* _Problem statement_: Pull every line that holds the word "Started" from the entries.

_____

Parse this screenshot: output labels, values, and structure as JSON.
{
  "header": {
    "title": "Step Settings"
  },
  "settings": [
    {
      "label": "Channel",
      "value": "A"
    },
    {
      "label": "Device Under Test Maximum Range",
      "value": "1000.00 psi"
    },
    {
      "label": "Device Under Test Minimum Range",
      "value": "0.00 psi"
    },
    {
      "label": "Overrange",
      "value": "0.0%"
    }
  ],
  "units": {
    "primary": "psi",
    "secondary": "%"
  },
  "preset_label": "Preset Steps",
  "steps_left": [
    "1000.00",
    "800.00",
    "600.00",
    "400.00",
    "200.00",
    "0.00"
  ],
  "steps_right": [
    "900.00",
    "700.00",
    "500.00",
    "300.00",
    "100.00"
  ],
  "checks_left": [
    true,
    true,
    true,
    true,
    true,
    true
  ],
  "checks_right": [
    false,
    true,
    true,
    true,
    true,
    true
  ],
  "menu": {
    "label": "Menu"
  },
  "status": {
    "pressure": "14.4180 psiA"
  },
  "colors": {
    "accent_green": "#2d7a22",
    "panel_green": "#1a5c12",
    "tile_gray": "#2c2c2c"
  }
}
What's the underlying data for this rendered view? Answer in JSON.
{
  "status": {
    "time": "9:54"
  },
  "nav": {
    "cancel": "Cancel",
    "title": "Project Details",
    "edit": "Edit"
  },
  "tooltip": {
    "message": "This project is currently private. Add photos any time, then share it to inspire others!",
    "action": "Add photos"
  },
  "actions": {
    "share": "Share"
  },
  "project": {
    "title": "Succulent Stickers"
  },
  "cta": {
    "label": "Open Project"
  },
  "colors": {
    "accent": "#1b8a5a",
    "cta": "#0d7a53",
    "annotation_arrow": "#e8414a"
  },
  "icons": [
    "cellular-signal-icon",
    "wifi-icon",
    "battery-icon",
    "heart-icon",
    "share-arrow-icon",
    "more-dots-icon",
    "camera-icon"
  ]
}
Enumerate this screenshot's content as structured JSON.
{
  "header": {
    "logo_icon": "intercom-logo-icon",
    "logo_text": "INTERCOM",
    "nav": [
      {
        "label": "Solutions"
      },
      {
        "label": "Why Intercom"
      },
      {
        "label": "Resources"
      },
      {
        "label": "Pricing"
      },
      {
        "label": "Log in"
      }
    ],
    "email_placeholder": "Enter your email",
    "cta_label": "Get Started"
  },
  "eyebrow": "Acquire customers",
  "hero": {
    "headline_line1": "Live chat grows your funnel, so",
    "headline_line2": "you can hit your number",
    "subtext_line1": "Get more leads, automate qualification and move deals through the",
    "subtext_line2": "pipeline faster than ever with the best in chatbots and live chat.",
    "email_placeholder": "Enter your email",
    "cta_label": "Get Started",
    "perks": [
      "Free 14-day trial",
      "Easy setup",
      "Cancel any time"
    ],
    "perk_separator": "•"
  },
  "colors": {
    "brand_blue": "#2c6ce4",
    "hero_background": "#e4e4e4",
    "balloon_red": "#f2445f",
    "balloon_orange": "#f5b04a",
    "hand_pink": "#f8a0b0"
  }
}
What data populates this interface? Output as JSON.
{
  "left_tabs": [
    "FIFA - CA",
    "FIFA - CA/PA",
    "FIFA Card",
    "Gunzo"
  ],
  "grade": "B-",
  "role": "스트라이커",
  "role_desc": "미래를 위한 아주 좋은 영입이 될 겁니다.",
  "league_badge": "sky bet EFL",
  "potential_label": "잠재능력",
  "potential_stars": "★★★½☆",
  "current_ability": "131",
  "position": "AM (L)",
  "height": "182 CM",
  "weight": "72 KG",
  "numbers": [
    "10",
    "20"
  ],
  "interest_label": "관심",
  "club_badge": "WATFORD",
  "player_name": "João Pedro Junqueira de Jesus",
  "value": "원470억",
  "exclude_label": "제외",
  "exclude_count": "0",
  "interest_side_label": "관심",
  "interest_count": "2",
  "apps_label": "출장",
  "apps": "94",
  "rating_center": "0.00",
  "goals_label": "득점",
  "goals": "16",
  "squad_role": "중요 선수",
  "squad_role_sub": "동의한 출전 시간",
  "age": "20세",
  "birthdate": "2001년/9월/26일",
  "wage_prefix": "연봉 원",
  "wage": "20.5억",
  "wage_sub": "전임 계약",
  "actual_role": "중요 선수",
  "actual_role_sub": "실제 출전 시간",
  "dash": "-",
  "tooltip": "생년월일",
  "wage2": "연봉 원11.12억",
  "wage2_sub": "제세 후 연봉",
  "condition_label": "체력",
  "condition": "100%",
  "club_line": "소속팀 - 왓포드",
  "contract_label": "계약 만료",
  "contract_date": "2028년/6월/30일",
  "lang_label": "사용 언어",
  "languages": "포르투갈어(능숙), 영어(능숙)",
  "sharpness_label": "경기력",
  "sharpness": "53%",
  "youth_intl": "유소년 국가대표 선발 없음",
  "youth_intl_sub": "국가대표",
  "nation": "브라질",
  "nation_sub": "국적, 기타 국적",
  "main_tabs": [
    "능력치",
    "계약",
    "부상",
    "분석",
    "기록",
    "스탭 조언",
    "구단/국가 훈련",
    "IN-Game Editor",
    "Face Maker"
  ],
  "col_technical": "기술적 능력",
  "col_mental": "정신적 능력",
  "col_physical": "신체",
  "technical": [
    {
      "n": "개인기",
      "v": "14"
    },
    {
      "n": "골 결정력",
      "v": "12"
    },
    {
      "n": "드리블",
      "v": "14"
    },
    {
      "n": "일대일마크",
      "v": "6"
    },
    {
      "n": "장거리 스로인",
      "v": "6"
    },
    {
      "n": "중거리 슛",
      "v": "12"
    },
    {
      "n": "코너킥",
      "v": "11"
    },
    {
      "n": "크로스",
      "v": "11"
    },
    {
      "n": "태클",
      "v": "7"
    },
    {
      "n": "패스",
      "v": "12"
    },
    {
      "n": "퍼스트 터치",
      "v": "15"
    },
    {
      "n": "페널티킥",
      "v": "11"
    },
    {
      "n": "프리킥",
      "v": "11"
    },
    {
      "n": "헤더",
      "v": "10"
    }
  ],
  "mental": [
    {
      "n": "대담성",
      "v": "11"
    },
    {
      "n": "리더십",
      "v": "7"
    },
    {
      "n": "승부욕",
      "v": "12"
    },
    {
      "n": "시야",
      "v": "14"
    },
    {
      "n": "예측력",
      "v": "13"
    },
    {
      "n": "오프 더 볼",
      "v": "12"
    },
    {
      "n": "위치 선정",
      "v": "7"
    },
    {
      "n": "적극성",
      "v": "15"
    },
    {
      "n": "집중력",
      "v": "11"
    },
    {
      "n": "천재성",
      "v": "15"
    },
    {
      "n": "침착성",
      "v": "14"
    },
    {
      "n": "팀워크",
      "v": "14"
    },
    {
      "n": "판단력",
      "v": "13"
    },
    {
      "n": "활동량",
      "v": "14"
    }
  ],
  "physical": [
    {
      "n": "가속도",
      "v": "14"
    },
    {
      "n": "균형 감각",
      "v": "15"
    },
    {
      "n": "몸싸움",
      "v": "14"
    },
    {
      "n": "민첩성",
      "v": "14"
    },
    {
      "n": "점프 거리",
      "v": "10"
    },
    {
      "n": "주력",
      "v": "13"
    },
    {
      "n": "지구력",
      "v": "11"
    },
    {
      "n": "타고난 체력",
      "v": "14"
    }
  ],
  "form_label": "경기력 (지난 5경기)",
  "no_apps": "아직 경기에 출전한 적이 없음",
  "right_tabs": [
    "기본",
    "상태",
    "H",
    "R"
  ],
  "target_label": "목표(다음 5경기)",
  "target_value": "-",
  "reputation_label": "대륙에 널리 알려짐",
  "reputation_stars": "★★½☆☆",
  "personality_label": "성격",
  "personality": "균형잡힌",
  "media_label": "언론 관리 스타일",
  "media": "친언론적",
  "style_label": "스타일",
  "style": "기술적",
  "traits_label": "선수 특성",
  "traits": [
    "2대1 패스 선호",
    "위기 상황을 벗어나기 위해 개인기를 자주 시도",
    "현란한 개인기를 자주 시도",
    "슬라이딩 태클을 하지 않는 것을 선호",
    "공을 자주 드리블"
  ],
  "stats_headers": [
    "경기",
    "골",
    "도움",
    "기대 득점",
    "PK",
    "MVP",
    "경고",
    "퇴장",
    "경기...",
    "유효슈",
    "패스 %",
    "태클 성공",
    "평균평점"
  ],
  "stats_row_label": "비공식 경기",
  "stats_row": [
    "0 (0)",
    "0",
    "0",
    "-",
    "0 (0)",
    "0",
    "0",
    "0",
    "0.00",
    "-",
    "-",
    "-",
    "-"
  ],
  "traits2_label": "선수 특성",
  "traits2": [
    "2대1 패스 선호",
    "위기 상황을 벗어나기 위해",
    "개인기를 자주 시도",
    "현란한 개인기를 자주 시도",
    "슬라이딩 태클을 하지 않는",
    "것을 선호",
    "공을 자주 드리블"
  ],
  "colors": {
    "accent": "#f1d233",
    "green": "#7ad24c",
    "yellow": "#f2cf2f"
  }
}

_____

* _Solution below_:
    "cta_label": "Get Started"
    "cta_label": "Get Started",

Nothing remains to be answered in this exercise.